BEGIN Records for processing
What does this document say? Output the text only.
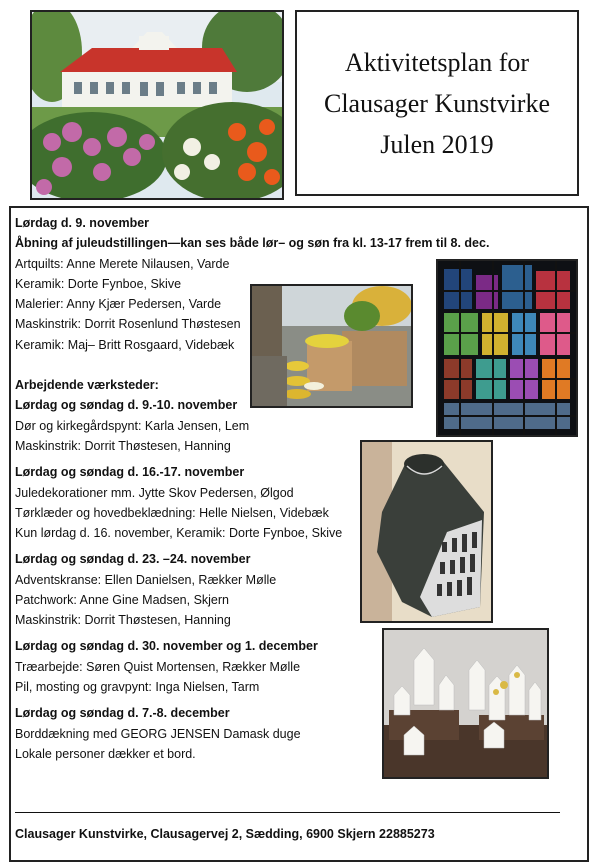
Aktivitetsplan for
Clausager Kunstvirke
Julen 2019
Lørdag d. 9. november
Åbning af juleudstillingen—kan ses både lør– og søn fra kl. 13-17 frem til 8. dec.
Artquilts: Anne Merete Nilausen, Varde
Keramik: Dorte Fynboe, Skive
Malerier: Anny Kjær Pedersen, Varde
Maskinstrik: Dorrit Rosenlund Thøstesen
Keramik: Maj– Britt Rosgaard, Videbæk
Arbejdende værksteder:
Lørdag og søndag d. 9.-10. november
Dør og kirkegårdspynt: Karla Jensen, Lem
Maskinstrik: Dorrit Thøstesen, Hanning
Lørdag og søndag d. 16.-17. november
Juledekorationer mm. Jytte Skov Pedersen, Ølgod
Tørklæder og hovedbeklædning: Helle Nielsen, Videbæk
Kun lørdag d. 16. november, Keramik: Dorte Fynboe, Skive
Lørdag og søndag d. 23. –24. november
Adventskranse: Ellen Danielsen, Rækker Mølle
Patchwork: Anne Gine Madsen, Skjern
Maskinstrik: Dorrit Thøstesen, Hanning
Lørdag og søndag d. 30. november og 1. december
Træarbejde: Søren Quist Mortensen, Rækker Mølle
Pil, mosting og gravpynt: Inga Nielsen, Tarm
Lørdag og søndag d. 7.-8. december
Borddækning med GEORG JENSEN Damask duge
Lokale personer dækker et bord.
Clausager Kunstvirke, Clausagervej 2, Sædding, 6900 Skjern 22885273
END Records for processing
Find all the lines containing "Skive" in the material, then copy them.

Keramik: Dorte Fynboe, Skive
Kun lørdag d. 16. november, Keramik: Dorte Fynboe, Skive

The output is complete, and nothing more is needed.